Dataset entries on figures:
——————————

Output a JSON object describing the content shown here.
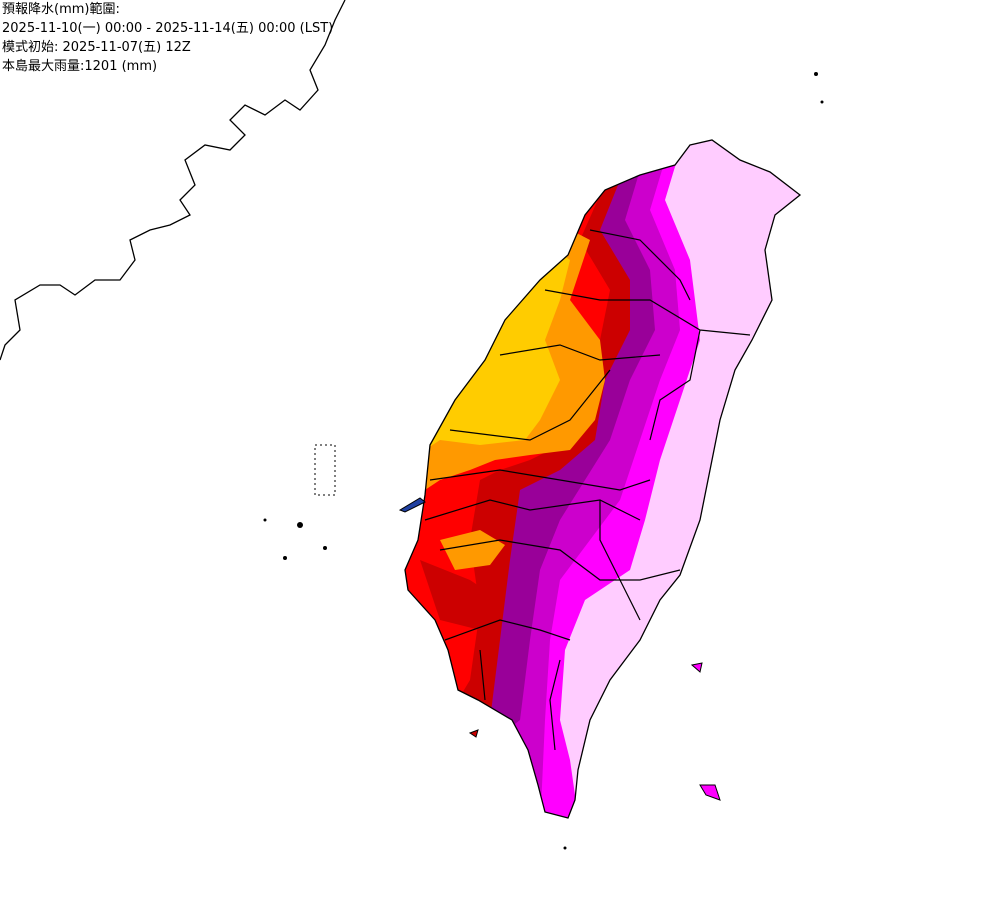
{
  "header": {
    "lines": [
      "預報降水(mm)範圍:",
      "2025-11-10(一) 00:00 - 2025-11-14(五) 00:00 (LST)",
      "模式初始: 2025-11-07(五) 12Z",
      "本島最大雨量:1201 (mm)"
    ]
  }
}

——————————

### What you should do
From the listing, extract all text exactly as given and drop any picture.

### Exercise solution
Output a JSON object describing the content shown here.
{
  "header": {
    "lines": [
      "預報降水(mm)範圍:",
      "2025-11-10(一) 00:00 - 2025-11-14(五) 00:00 (LST)",
      "模式初始: 2025-11-07(五) 12Z",
      "本島最大雨量:1201 (mm)"
    ]
  }
}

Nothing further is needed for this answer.